- What you have to do
Repeat each entry as written and leave the images out of the copy.

(Saved entries)
---------------

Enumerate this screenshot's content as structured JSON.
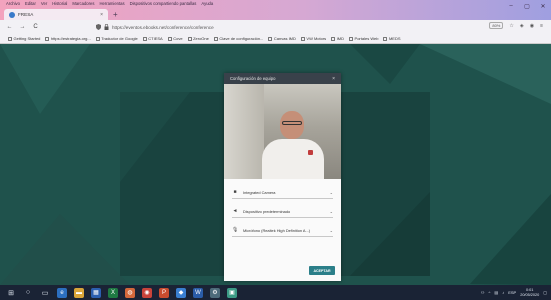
{
  "menu": [
    "Archivo",
    "Editar",
    "Ver",
    "Historial",
    "Marcadores",
    "Herramientas",
    "Dispositivos compartiendo pantallas",
    "Ayuda"
  ],
  "tab": {
    "title": "FRESA",
    "close": "×"
  },
  "new_tab": "+",
  "window_controls": [
    "–",
    "▢",
    "✕"
  ],
  "toolbar": {
    "back": "←",
    "forward": "→",
    "reload": "C",
    "url": "https://eventos.ebooks.net/conference/conference",
    "zoom": "80%"
  },
  "bookmarks": [
    "Getting Started",
    "https://estrategia.org...",
    "Traductor de Google",
    "CTIESA",
    "Cove",
    "ZeroOne",
    "Clave de configuración...",
    "Canvas IMD",
    "VW Motors",
    "IMD",
    "Portales Web",
    "MEDS"
  ],
  "dialog": {
    "title": "Configuración de equipo",
    "close": "×",
    "devices": [
      {
        "icon": "camera-icon",
        "label": "Integrated Camera"
      },
      {
        "icon": "speaker-icon",
        "label": "Dispositivo predeterminado"
      },
      {
        "icon": "microphone-icon",
        "label": "Micrófono (Realtek High Definition A...)"
      }
    ],
    "chevron": "⌄",
    "accept": "ACEPTAR"
  },
  "taskbar": {
    "language": "ESP",
    "time": "0:01",
    "date": "20/05/2020"
  },
  "colors": {
    "page_bg": "#1f524c",
    "panel_bg": "#19433f",
    "dialog_header": "#39414a",
    "accept_button": "#2b7f89",
    "taskbar": "#1a2335"
  }
}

---------------

- Exercise response
Enumerate this screenshot's content as structured JSON.
{
  "menu": [
    "Archivo",
    "Editar",
    "Ver",
    "Historial",
    "Marcadores",
    "Herramientas",
    "Dispositivos compartiendo pantallas",
    "Ayuda"
  ],
  "tab": {
    "title": "FRESA",
    "close": "×"
  },
  "new_tab": "+",
  "window_controls": [
    "–",
    "▢",
    "✕"
  ],
  "toolbar": {
    "back": "←",
    "forward": "→",
    "reload": "C",
    "url": "https://eventos.ebooks.net/conference/conference",
    "zoom": "80%"
  },
  "bookmarks": [
    "Getting Started",
    "https://estrategia.org...",
    "Traductor de Google",
    "CTIESA",
    "Cove",
    "ZeroOne",
    "Clave de configuración...",
    "Canvas IMD",
    "VW Motors",
    "IMD",
    "Portales Web",
    "MEDS"
  ],
  "dialog": {
    "title": "Configuración de equipo",
    "close": "×",
    "devices": [
      {
        "icon": "camera-icon",
        "label": "Integrated Camera"
      },
      {
        "icon": "speaker-icon",
        "label": "Dispositivo predeterminado"
      },
      {
        "icon": "microphone-icon",
        "label": "Micrófono (Realtek High Definition A...)"
      }
    ],
    "chevron": "⌄",
    "accept": "ACEPTAR"
  },
  "taskbar": {
    "language": "ESP",
    "time": "0:01",
    "date": "20/05/2020"
  },
  "colors": {
    "page_bg": "#1f524c",
    "panel_bg": "#19433f",
    "dialog_header": "#39414a",
    "accept_button": "#2b7f89",
    "taskbar": "#1a2335"
  }
}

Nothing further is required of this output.